%%

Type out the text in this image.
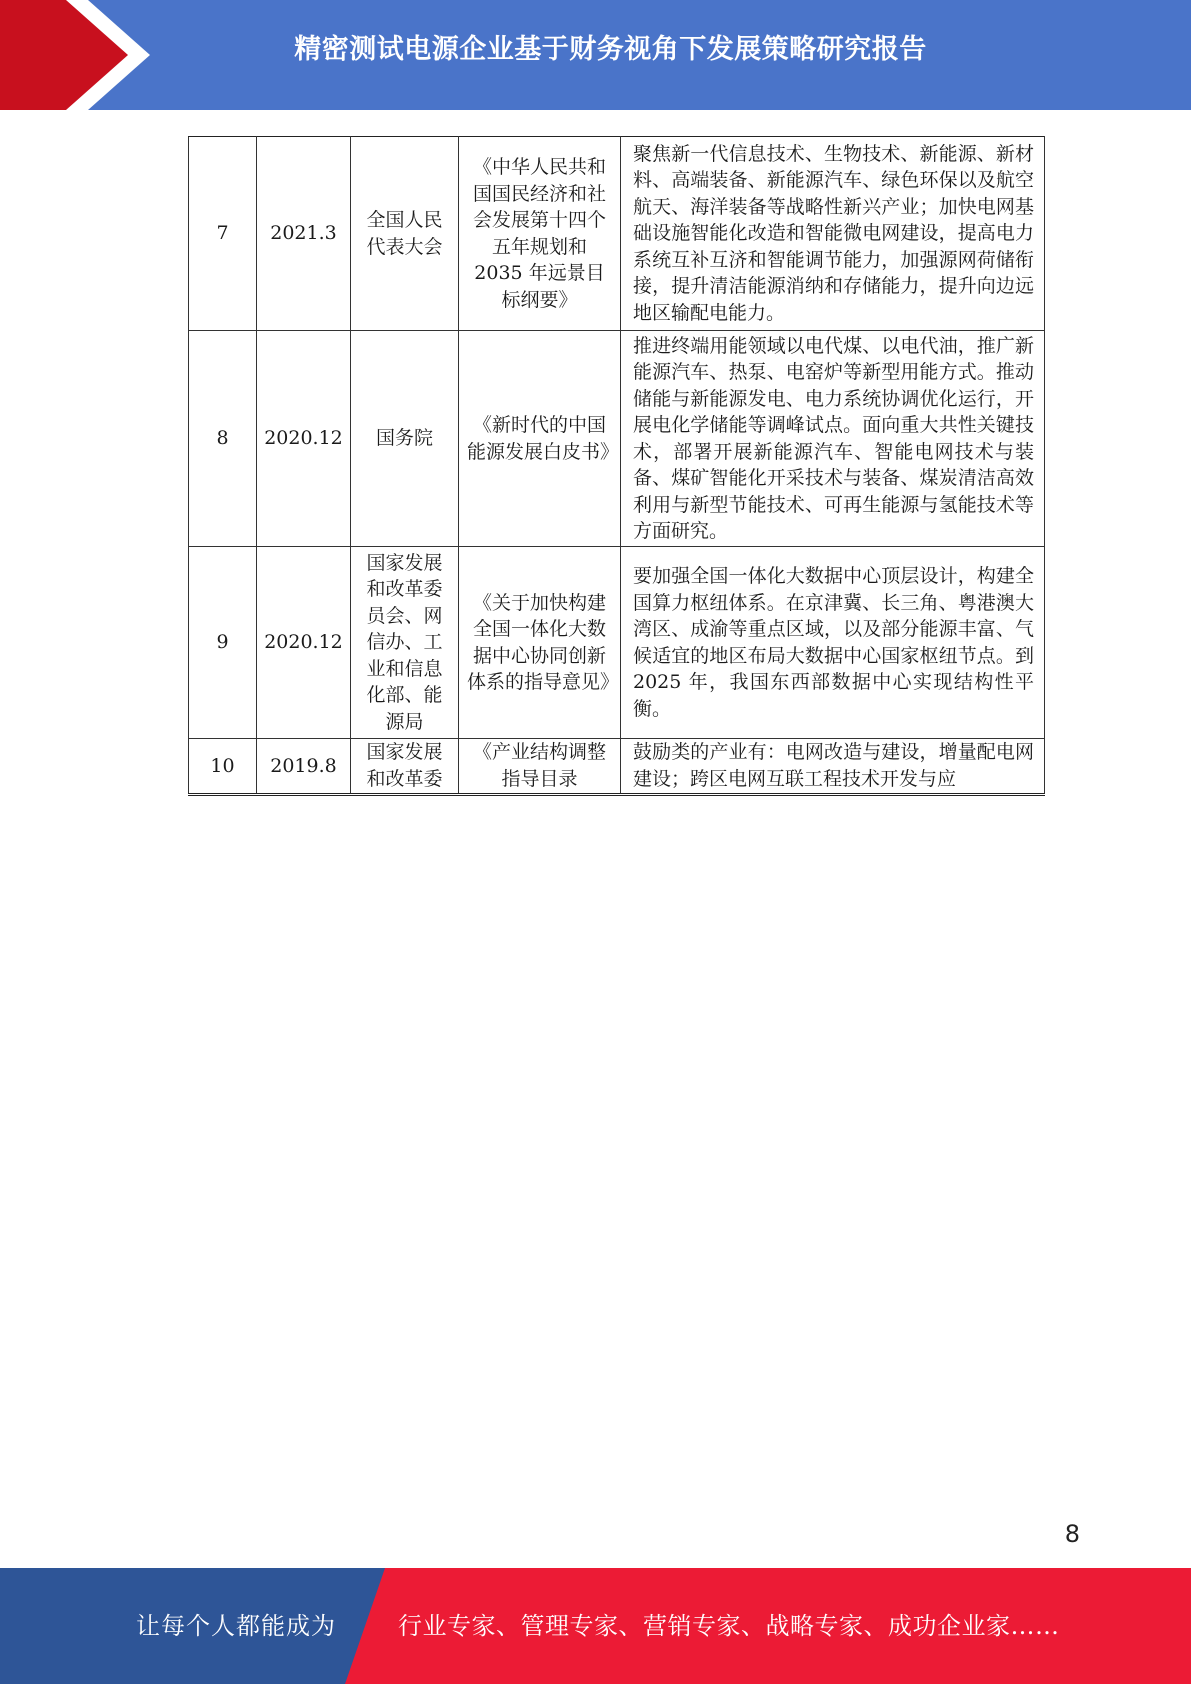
精密测试电源企业基于财务视角下发展策略研究报告
7	2021.3	全国人民代表大会	《中华人民共和国国民经济和社会发展第十四个五年规划和 2035 年远景目标纲要》	聚焦新一代信息技术、生物技术、新能源、新材料、高端装备、新能源汽车、绿色环保以及航空航天、海洋装备等战略性新兴产业；加快电网基础设施智能化改造和智能微电网建设，提高电力系统互补互济和智能调节能力，加强源网荷储衔接，提升清洁能源消纳和存储能力，提升向边远地区输配电能力。
8	2020.12	国务院	《新时代的中国能源发展白皮书》	推进终端用能领域以电代煤、以电代油，推广新能源汽车、热泵、电窑炉等新型用能方式。推动储能与新能源发电、电力系统协调优化运行，开展电化学储能等调峰试点。面向重大共性关键技术，部署开展新能源汽车、智能电网技术与装备、煤矿智能化开采技术与装备、煤炭清洁高效利用与新型节能技术、可再生能源与氢能技术等方面研究。
9	2020.12	国家发展和改革委员会、网信办、工业和信息化部、能源局	《关于加快构建全国一体化大数据中心协同创新体系的指导意见》	要加强全国一体化大数据中心顶层设计，构建全国算力枢纽体系。在京津冀、长三角、粤港澳大湾区、成渝等重点区域，以及部分能源丰富、气候适宜的地区布局大数据中心国家枢纽节点。到 2025 年，我国东西部数据中心实现结构性平衡。
10	2019.8	国家发展和改革委	《产业结构调整指导目录	鼓励类的产业有：电网改造与建设，增量配电网建设；跨区电网互联工程技术开发与应
8
让每个人都能成为	行业专家、管理专家、营销专家、战略专家、成功企业家……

%%

[Work instructions] Replicate the material above verbatim; images stay out of the copy.

[Result for this exercise]
Type out the text in this image.
精密测试电源企业基于财务视角下发展策略研究报告
7	2021.3	全国人民代表大会	《中华人民共和国国民经济和社会发展第十四个五年规划和 2035 年远景目标纲要》	聚焦新一代信息技术、生物技术、新能源、新材料、高端装备、新能源汽车、绿色环保以及航空航天、海洋装备等战略性新兴产业；加快电网基础设施智能化改造和智能微电网建设，提高电力系统互补互济和智能调节能力，加强源网荷储衔接，提升清洁能源消纳和存储能力，提升向边远地区输配电能力。
8	2020.12	国务院	《新时代的中国能源发展白皮书》	推进终端用能领域以电代煤、以电代油，推广新能源汽车、热泵、电窑炉等新型用能方式。推动储能与新能源发电、电力系统协调优化运行，开展电化学储能等调峰试点。面向重大共性关键技术，部署开展新能源汽车、智能电网技术与装备、煤矿智能化开采技术与装备、煤炭清洁高效利用与新型节能技术、可再生能源与氢能技术等方面研究。
9	2020.12	国家发展和改革委员会、网信办、工业和信息化部、能源局	《关于加快构建全国一体化大数据中心协同创新体系的指导意见》	要加强全国一体化大数据中心顶层设计，构建全国算力枢纽体系。在京津冀、长三角、粤港澳大湾区、成渝等重点区域，以及部分能源丰富、气候适宜的地区布局大数据中心国家枢纽节点。到 2025 年，我国东西部数据中心实现结构性平衡。
10	2019.8	国家发展和改革委	《产业结构调整指导目录	鼓励类的产业有：电网改造与建设，增量配电网建设；跨区电网互联工程技术开发与应
8
让每个人都能成为	行业专家、管理专家、营销专家、战略专家、成功企业家……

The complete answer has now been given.